• _OBJECTIVE_
Set the following entries down again exactly, line by line.

........

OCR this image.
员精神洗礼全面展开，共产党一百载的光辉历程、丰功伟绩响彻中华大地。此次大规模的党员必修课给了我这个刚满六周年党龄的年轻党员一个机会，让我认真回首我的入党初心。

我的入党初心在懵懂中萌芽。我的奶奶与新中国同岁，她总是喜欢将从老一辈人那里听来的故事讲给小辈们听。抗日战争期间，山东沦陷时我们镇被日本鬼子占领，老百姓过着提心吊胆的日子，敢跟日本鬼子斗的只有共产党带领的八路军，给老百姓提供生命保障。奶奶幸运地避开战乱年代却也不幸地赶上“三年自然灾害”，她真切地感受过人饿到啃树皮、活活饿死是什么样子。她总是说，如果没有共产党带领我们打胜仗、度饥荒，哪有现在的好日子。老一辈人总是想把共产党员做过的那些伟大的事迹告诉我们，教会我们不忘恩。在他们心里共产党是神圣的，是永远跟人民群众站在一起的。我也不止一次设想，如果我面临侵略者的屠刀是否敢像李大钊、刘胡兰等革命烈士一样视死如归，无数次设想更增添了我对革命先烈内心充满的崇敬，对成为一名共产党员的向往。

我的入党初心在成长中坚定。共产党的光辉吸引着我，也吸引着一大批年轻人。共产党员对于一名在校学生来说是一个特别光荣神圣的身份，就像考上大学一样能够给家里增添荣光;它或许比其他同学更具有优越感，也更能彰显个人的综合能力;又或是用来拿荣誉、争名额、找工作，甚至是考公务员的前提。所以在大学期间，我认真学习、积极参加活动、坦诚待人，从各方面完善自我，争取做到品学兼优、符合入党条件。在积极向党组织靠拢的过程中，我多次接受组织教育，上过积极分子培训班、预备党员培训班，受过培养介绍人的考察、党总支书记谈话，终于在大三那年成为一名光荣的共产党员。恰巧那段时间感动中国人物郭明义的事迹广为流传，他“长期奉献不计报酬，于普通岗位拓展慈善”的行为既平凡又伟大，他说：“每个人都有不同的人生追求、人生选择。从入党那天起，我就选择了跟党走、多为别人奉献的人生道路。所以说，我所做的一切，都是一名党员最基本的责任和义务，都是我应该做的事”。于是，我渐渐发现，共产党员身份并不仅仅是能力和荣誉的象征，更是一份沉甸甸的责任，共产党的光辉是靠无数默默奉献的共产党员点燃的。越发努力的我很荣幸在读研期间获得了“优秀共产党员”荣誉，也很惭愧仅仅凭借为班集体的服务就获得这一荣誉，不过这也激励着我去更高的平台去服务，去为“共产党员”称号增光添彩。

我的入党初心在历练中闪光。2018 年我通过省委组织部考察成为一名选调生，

........

• _FINISHED TASK_
OCR this image.
员精神洗礼全面展开，共产党一百载的光辉历程、丰功伟绩响彻中华大地。此次大规模的党员必修课给了我这个刚满六周年党龄的年轻党员一个机会，让我认真回首我的入党初心。

我的入党初心在懵懂中萌芽。我的奶奶与新中国同岁，她总是喜欢将从老一辈人那里听来的故事讲给小辈们听。抗日战争期间，山东沦陷时我们镇被日本鬼子占领，老百姓过着提心吊胆的日子，敢跟日本鬼子斗的只有共产党带领的八路军，给老百姓提供生命保障。奶奶幸运地避开战乱年代却也不幸地赶上“三年自然灾害”，她真切地感受过人饿到啃树皮、活活饿死是什么样子。她总是说，如果没有共产党带领我们打胜仗、度饥荒，哪有现在的好日子。老一辈人总是想把共产党员做过的那些伟大的事迹告诉我们，教会我们不忘恩。在他们心里共产党是神圣的，是永远跟人民群众站在一起的。我也不止一次设想，如果我面临侵略者的屠刀是否敢像李大钊、刘胡兰等革命烈士一样视死如归，无数次设想更增添了我对革命先烈内心充满的崇敬，对成为一名共产党员的向往。

我的入党初心在成长中坚定。共产党的光辉吸引着我，也吸引着一大批年轻人。共产党员对于一名在校学生来说是一个特别光荣神圣的身份，就像考上大学一样能够给家里增添荣光;它或许比其他同学更具有优越感，也更能彰显个人的综合能力;又或是用来拿荣誉、争名额、找工作，甚至是考公务员的前提。所以在大学期间，我认真学习、积极参加活动、坦诚待人，从各方面完善自我，争取做到品学兼优、符合入党条件。在积极向党组织靠拢的过程中，我多次接受组织教育，上过积极分子培训班、预备党员培训班，受过培养介绍人的考察、党总支书记谈话，终于在大三那年成为一名光荣的共产党员。恰巧那段时间感动中国人物郭明义的事迹广为流传，他“长期奉献不计报酬，于普通岗位拓展慈善”的行为既平凡又伟大，他说：“每个人都有不同的人生追求、人生选择。从入党那天起，我就选择了跟党走、多为别人奉献的人生道路。所以说，我所做的一切，都是一名党员最基本的责任和义务，都是我应该做的事”。于是，我渐渐发现，共产党员身份并不仅仅是能力和荣誉的象征，更是一份沉甸甸的责任，共产党的光辉是靠无数默默奉献的共产党员点燃的。越发努力的我很荣幸在读研期间获得了“优秀共产党员”荣誉，也很惭愧仅仅凭借为班集体的服务就获得这一荣誉，不过这也激励着我去更高的平台去服务，去为“共产党员”称号增光添彩。

我的入党初心在历练中闪光。2018 年我通过省委组织部考察成为一名选调生，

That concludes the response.